• Problem set:
a: List every core issue about the role, design and management of the workplace that the passage on workplace real estate gives as a bulleted item.
b: From the passage on workplace real estate, reproduce word for word the part that opens with "For most organisations, real" and closes with "the available resources?".
c: Pick up the passage on workplace real estate after its last sentence and write what comes next.

• Source extract:
----------

For most organisations, real estate is the second largest expense on their balance sheet behind employees. What this means in practice is that there is a great incentive for the firm to manage its real estate in the most cost-effective way possible and use its estate to leverage the effectiveness of its most valuable asset; people.
This raises core issues about the role of the workplace as well as its design and management including:
- Identifying costs and potential savings
- How to accommodate changing working practices including flexible working?
- How to create a working environment that can adapt to future demands?
- How to align the changing demands placed on the workplace with the available resources?
The answer to all of these questions is to acquire and apply reliable data about the way people work and the way the workplace and its resources are used. This not only includes information about the physical workspace itself but also how it is used by its occupants, how it supports key business objectives and how it might be benchmarked against comparable properties across a range of measures including energy efficiency, lease terms and space allocation.

----------

• Data:
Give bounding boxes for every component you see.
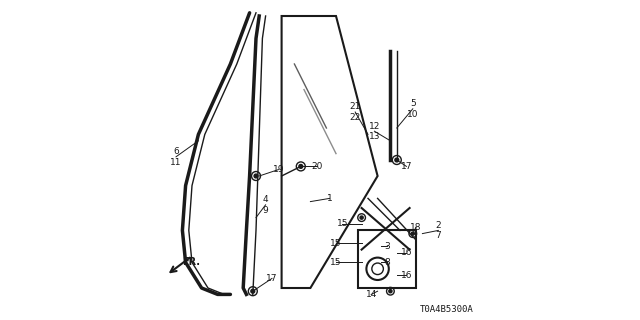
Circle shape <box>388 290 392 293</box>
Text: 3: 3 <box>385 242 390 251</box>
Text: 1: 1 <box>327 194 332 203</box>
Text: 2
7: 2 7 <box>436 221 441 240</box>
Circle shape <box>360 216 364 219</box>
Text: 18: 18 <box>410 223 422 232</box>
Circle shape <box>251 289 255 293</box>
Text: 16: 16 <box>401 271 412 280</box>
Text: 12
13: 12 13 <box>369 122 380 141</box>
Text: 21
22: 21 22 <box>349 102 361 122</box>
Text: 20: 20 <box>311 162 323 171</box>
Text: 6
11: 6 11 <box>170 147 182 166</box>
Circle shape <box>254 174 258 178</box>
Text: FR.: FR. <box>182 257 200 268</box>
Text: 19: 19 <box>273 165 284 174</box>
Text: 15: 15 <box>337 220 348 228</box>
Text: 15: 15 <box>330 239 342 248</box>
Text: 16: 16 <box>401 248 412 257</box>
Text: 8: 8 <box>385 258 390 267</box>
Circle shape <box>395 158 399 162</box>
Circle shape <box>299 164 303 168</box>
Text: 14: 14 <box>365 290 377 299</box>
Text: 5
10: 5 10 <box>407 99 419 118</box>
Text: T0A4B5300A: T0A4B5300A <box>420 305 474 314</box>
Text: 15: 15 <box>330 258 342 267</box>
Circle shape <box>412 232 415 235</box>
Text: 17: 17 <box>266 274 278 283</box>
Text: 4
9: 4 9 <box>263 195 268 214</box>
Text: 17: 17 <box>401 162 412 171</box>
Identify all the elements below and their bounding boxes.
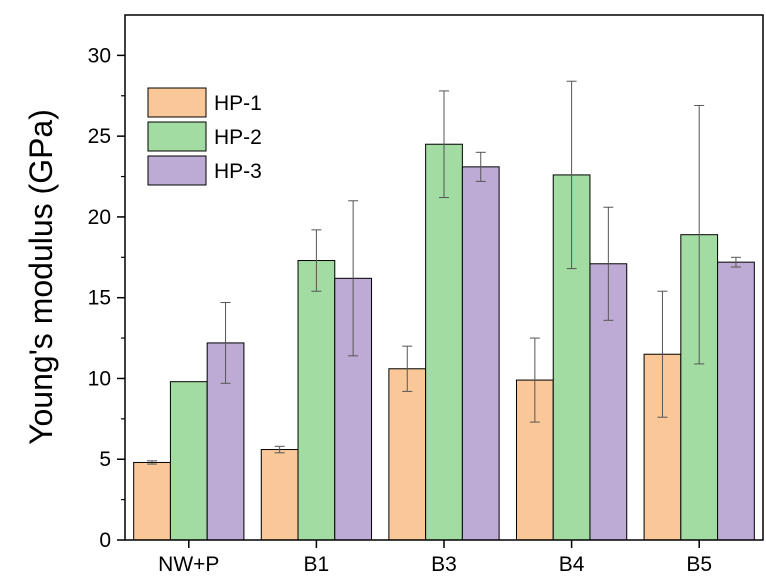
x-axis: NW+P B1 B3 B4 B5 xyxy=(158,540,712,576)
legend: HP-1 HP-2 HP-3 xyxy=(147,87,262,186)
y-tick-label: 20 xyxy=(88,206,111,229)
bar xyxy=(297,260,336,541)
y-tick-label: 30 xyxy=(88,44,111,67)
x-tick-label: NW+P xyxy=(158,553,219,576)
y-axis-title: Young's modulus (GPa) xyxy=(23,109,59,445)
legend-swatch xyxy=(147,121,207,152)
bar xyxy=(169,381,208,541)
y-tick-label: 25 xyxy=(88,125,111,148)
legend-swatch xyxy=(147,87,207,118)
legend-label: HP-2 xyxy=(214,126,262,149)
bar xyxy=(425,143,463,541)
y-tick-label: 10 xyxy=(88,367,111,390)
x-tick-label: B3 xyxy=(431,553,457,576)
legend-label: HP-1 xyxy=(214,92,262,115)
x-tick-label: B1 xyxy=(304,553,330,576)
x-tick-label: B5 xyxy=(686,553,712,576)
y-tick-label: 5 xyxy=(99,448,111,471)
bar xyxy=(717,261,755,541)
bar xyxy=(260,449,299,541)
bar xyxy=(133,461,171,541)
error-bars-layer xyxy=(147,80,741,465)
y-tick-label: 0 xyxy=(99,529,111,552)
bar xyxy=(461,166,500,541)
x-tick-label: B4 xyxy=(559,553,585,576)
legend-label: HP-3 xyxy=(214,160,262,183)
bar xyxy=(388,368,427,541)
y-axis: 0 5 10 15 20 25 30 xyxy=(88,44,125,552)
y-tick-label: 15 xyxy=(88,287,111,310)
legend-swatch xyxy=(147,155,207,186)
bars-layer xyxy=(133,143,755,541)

----------

• The responses:
a:
- Identifying costs and potential savings
- How to accommodate changing working practices including flexible working?
- How to create a working environment that can adapt to future demands?
- How to align the changing demands placed on the workplace with the available resources?

b:
For most organisations, real estate is the second largest expense on their balance sheet behind employees. What this means in practice is that there is a great incentive for the firm to manage its real estate in the most cost-effective way possible and use its estate to leverage the effectiveness of its most valuable asset; people.
This raises core issues about the role of the workplace as well as its design and management including:
- Identifying costs and potential savings
- How to accommodate changing working practices including flexible working?
- How to create a working environment that can adapt to future demands?
- How to align the changing demands placed on the workplace with the available resources?

c:
An effective information management system will look to integrate these discrete elements into a single, accessible and comprehensible form. Not only does this improve the usability of data for decision making, it also facilitates the cross-disciplinary development of workplace strategy that reflects the complexity of how people work in the 21st Century.
The benefits of resource scheduling
Resource scheduling is a powerful tool not only because of its ability to help the organisation make more effective use of resources and add to its bottom line, but also because of its ability to open up control of those resources to the people who use them, empowering them to work in the best possible ways and so further meet many of the key workplace objectives of the organisation.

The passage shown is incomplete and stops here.